==== MATERIAL SHOWN ====
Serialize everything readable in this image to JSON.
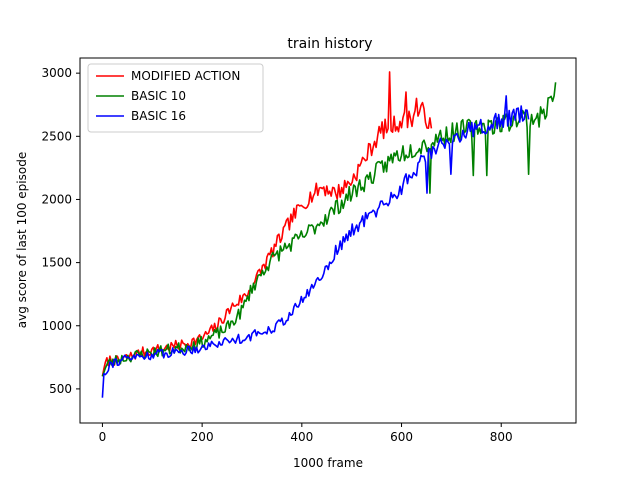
{
  "chart_data": {
    "type": "line",
    "title": "train history",
    "xlabel": "1000 frame",
    "ylabel": "avg score of last 100 episode",
    "xlim": [
      -45,
      950
    ],
    "ylim": [
      230,
      3120
    ],
    "xticks": [
      0,
      200,
      400,
      600,
      800
    ],
    "yticks": [
      500,
      1000,
      1500,
      2000,
      2500,
      3000
    ],
    "grid": false,
    "legend": {
      "position": "upper-left"
    },
    "series": [
      {
        "name": "MODIFIED ACTION",
        "color": "#ff0000",
        "end_x": 660,
        "anchors": [
          [
            0,
            600
          ],
          [
            5,
            700
          ],
          [
            15,
            730
          ],
          [
            30,
            720
          ],
          [
            50,
            750
          ],
          [
            80,
            790
          ],
          [
            120,
            820
          ],
          [
            160,
            850
          ],
          [
            200,
            900
          ],
          [
            230,
            1000
          ],
          [
            260,
            1150
          ],
          [
            290,
            1250
          ],
          [
            320,
            1450
          ],
          [
            350,
            1650
          ],
          [
            380,
            1850
          ],
          [
            410,
            2000
          ],
          [
            440,
            2100
          ],
          [
            470,
            2050
          ],
          [
            500,
            2150
          ],
          [
            530,
            2350
          ],
          [
            560,
            2550
          ],
          [
            590,
            2600
          ],
          [
            620,
            2650
          ],
          [
            645,
            2700
          ],
          [
            660,
            2550
          ]
        ],
        "spikes": [
          [
            577,
            3010
          ],
          [
            610,
            2850
          ],
          [
            630,
            2800
          ]
        ],
        "noise": 55,
        "seed": 7
      },
      {
        "name": "BASIC 10",
        "color": "#008000",
        "end_x": 910,
        "anchors": [
          [
            0,
            600
          ],
          [
            10,
            700
          ],
          [
            30,
            730
          ],
          [
            60,
            760
          ],
          [
            100,
            790
          ],
          [
            150,
            820
          ],
          [
            200,
            870
          ],
          [
            250,
            980
          ],
          [
            280,
            1120
          ],
          [
            300,
            1300
          ],
          [
            330,
            1480
          ],
          [
            360,
            1600
          ],
          [
            400,
            1700
          ],
          [
            430,
            1800
          ],
          [
            460,
            1900
          ],
          [
            500,
            2050
          ],
          [
            530,
            2150
          ],
          [
            560,
            2250
          ],
          [
            590,
            2350
          ],
          [
            620,
            2400
          ],
          [
            650,
            2450
          ],
          [
            680,
            2500
          ],
          [
            720,
            2550
          ],
          [
            760,
            2580
          ],
          [
            800,
            2600
          ],
          [
            840,
            2650
          ],
          [
            880,
            2650
          ],
          [
            910,
            2870
          ]
        ],
        "spikes": [
          [
            658,
            2050
          ],
          [
            743,
            2190
          ],
          [
            770,
            2190
          ],
          [
            855,
            2200
          ]
        ],
        "noise": 60,
        "seed": 23
      },
      {
        "name": "BASIC 16",
        "color": "#0000ff",
        "end_x": 855,
        "anchors": [
          [
            0,
            430
          ],
          [
            3,
            620
          ],
          [
            15,
            700
          ],
          [
            40,
            730
          ],
          [
            80,
            760
          ],
          [
            120,
            780
          ],
          [
            160,
            800
          ],
          [
            200,
            830
          ],
          [
            250,
            880
          ],
          [
            300,
            920
          ],
          [
            350,
            1000
          ],
          [
            380,
            1100
          ],
          [
            410,
            1250
          ],
          [
            440,
            1400
          ],
          [
            470,
            1600
          ],
          [
            500,
            1750
          ],
          [
            530,
            1850
          ],
          [
            560,
            1950
          ],
          [
            590,
            2050
          ],
          [
            620,
            2200
          ],
          [
            650,
            2350
          ],
          [
            680,
            2450
          ],
          [
            710,
            2500
          ],
          [
            740,
            2550
          ],
          [
            780,
            2600
          ],
          [
            820,
            2650
          ],
          [
            855,
            2700
          ]
        ],
        "spikes": [
          [
            650,
            2050
          ],
          [
            700,
            2200
          ],
          [
            810,
            2820
          ]
        ],
        "noise": 50,
        "seed": 91
      }
    ]
  }
}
====
* _WRITTEN INSTRUCTION_:
Copy out each line of the records that holds the string "color".

* _ANSWER FOR THE TASK_:
        "color": "#ff0000",
        "color": "#008000",
        "color": "#0000ff",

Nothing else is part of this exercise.